(Exercise description): Write out the full set of records below exactly.
##### Task input
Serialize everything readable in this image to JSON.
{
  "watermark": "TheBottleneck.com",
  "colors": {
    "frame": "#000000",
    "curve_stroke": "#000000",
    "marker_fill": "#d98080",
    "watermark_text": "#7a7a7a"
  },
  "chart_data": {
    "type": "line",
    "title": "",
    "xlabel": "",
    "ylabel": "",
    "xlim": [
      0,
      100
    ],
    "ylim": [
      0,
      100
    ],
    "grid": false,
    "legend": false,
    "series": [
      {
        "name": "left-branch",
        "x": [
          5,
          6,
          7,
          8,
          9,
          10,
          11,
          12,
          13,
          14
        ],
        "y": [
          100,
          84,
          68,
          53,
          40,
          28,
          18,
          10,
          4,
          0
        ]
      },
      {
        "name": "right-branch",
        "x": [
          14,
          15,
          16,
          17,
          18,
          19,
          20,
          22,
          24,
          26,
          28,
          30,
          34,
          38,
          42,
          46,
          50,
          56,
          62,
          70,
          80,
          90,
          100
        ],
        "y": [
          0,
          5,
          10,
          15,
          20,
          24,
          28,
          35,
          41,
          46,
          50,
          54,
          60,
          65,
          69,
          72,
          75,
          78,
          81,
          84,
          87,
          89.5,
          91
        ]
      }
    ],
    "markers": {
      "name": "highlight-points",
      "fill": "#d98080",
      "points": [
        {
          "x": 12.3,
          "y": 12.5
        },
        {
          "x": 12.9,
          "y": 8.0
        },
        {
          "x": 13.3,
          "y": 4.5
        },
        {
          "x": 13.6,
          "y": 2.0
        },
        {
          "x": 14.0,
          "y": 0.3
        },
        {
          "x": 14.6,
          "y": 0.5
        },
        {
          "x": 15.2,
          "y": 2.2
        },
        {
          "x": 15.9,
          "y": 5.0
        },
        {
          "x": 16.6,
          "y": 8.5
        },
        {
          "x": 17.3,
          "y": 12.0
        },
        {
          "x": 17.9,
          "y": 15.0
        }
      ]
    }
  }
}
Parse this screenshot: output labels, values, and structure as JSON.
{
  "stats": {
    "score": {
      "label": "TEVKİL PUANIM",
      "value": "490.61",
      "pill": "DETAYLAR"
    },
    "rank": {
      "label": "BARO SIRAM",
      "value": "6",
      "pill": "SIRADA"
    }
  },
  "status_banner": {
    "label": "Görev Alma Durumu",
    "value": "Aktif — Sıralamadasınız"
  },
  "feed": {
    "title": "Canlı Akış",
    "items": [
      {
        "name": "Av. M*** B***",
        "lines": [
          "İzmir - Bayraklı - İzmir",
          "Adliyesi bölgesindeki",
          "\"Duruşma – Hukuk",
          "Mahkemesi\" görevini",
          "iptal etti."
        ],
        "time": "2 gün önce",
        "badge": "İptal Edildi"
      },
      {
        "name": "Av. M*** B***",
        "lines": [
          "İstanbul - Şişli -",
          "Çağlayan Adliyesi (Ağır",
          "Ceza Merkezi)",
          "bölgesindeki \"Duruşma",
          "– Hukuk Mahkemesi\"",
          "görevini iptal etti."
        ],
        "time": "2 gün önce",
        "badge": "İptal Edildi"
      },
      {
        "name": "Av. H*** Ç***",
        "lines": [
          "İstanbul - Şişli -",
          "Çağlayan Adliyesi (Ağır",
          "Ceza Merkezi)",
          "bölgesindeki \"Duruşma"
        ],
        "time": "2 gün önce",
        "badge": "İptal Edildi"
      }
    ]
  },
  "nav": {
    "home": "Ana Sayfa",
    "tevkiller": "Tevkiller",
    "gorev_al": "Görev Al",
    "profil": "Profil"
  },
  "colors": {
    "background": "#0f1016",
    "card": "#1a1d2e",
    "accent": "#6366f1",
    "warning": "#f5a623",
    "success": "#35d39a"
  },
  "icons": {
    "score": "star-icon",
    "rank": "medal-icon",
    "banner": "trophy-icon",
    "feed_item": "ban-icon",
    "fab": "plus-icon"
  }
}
##########
(Answer in full):
Serialize everything readable in this image to JSON.
{
  "watermark": "TheBottleneck.com",
  "colors": {
    "frame": "#000000",
    "curve_stroke": "#000000",
    "marker_fill": "#d98080",
    "watermark_text": "#7a7a7a"
  },
  "chart_data": {
    "type": "line",
    "title": "",
    "xlabel": "",
    "ylabel": "",
    "xlim": [
      0,
      100
    ],
    "ylim": [
      0,
      100
    ],
    "grid": false,
    "legend": false,
    "series": [
      {
        "name": "left-branch",
        "x": [
          5,
          6,
          7,
          8,
          9,
          10,
          11,
          12,
          13,
          14
        ],
        "y": [
          100,
          84,
          68,
          53,
          40,
          28,
          18,
          10,
          4,
          0
        ]
      },
      {
        "name": "right-branch",
        "x": [
          14,
          15,
          16,
          17,
          18,
          19,
          20,
          22,
          24,
          26,
          28,
          30,
          34,
          38,
          42,
          46,
          50,
          56,
          62,
          70,
          80,
          90,
          100
        ],
        "y": [
          0,
          5,
          10,
          15,
          20,
          24,
          28,
          35,
          41,
          46,
          50,
          54,
          60,
          65,
          69,
          72,
          75,
          78,
          81,
          84,
          87,
          89.5,
          91
        ]
      }
    ],
    "markers": {
      "name": "highlight-points",
      "fill": "#d98080",
      "points": [
        {
          "x": 12.3,
          "y": 12.5
        },
        {
          "x": 12.9,
          "y": 8.0
        },
        {
          "x": 13.3,
          "y": 4.5
        },
        {
          "x": 13.6,
          "y": 2.0
        },
        {
          "x": 14.0,
          "y": 0.3
        },
        {
          "x": 14.6,
          "y": 0.5
        },
        {
          "x": 15.2,
          "y": 2.2
        },
        {
          "x": 15.9,
          "y": 5.0
        },
        {
          "x": 16.6,
          "y": 8.5
        },
        {
          "x": 17.3,
          "y": 12.0
        },
        {
          "x": 17.9,
          "y": 15.0
        }
      ]
    }
  }
}
Parse this screenshot: output labels, values, and structure as JSON.
{
  "stats": {
    "score": {
      "label": "TEVKİL PUANIM",
      "value": "490.61",
      "pill": "DETAYLAR"
    },
    "rank": {
      "label": "BARO SIRAM",
      "value": "6",
      "pill": "SIRADA"
    }
  },
  "status_banner": {
    "label": "Görev Alma Durumu",
    "value": "Aktif — Sıralamadasınız"
  },
  "feed": {
    "title": "Canlı Akış",
    "items": [
      {
        "name": "Av. M*** B***",
        "lines": [
          "İzmir - Bayraklı - İzmir",
          "Adliyesi bölgesindeki",
          "\"Duruşma – Hukuk",
          "Mahkemesi\" görevini",
          "iptal etti."
        ],
        "time": "2 gün önce",
        "badge": "İptal Edildi"
      },
      {
        "name": "Av. M*** B***",
        "lines": [
          "İstanbul - Şişli -",
          "Çağlayan Adliyesi (Ağır",
          "Ceza Merkezi)",
          "bölgesindeki \"Duruşma",
          "– Hukuk Mahkemesi\"",
          "görevini iptal etti."
        ],
        "time": "2 gün önce",
        "badge": "İptal Edildi"
      },
      {
        "name": "Av. H*** Ç***",
        "lines": [
          "İstanbul - Şişli -",
          "Çağlayan Adliyesi (Ağır",
          "Ceza Merkezi)",
          "bölgesindeki \"Duruşma"
        ],
        "time": "2 gün önce",
        "badge": "İptal Edildi"
      }
    ]
  },
  "nav": {
    "home": "Ana Sayfa",
    "tevkiller": "Tevkiller",
    "gorev_al": "Görev Al",
    "profil": "Profil"
  },
  "colors": {
    "background": "#0f1016",
    "card": "#1a1d2e",
    "accent": "#6366f1",
    "warning": "#f5a623",
    "success": "#35d39a"
  },
  "icons": {
    "score": "star-icon",
    "rank": "medal-icon",
    "banner": "trophy-icon",
    "feed_item": "ban-icon",
    "fab": "plus-icon"
  }
}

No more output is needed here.